Dataset entries
-=-=-
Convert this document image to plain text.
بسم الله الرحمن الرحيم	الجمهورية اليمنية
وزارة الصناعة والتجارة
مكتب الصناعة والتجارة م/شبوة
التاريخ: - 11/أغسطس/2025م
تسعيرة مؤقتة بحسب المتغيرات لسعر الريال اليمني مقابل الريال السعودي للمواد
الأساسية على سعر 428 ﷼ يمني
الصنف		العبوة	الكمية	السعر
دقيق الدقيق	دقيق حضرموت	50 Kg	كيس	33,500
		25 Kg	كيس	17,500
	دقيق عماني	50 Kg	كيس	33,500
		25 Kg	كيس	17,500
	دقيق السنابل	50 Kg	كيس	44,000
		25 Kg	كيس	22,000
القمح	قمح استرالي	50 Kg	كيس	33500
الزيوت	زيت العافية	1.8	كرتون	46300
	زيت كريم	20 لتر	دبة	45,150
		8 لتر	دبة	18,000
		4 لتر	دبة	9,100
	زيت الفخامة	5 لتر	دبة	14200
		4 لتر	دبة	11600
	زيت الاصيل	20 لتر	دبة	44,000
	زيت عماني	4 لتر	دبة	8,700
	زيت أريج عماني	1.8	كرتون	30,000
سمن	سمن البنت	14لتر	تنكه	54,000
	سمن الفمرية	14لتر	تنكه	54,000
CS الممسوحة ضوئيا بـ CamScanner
-=-=-
### GIVEN REQUEST
Faithfully transcribe the whole of the data.

### TASK RESULT
Convert this document image to plain text.
بسم الله الرحمن الرحيم	الجمهورية اليمنية
وزارة الصناعة والتجارة
مكتب الصناعة والتجارة م/شبوة
التاريخ: - 11/أغسطس/2025م
تسعيرة مؤقتة بحسب المتغيرات لسعر الريال اليمني مقابل الريال السعودي للمواد
الأساسية على سعر 428 ﷼ يمني
الصنف		العبوة	الكمية	السعر
دقيق الدقيق	دقيق حضرموت	50 Kg	كيس	33,500
		25 Kg	كيس	17,500
	دقيق عماني	50 Kg	كيس	33,500
		25 Kg	كيس	17,500
	دقيق السنابل	50 Kg	كيس	44,000
		25 Kg	كيس	22,000
القمح	قمح استرالي	50 Kg	كيس	33500
الزيوت	زيت العافية	1.8	كرتون	46300
	زيت كريم	20 لتر	دبة	45,150
		8 لتر	دبة	18,000
		4 لتر	دبة	9,100
	زيت الفخامة	5 لتر	دبة	14200
		4 لتر	دبة	11600
	زيت الاصيل	20 لتر	دبة	44,000
	زيت عماني	4 لتر	دبة	8,700
	زيت أريج عماني	1.8	كرتون	30,000
سمن	سمن البنت	14لتر	تنكه	54,000
	سمن الفمرية	14لتر	تنكه	54,000
CS الممسوحة ضوئيا بـ CamScanner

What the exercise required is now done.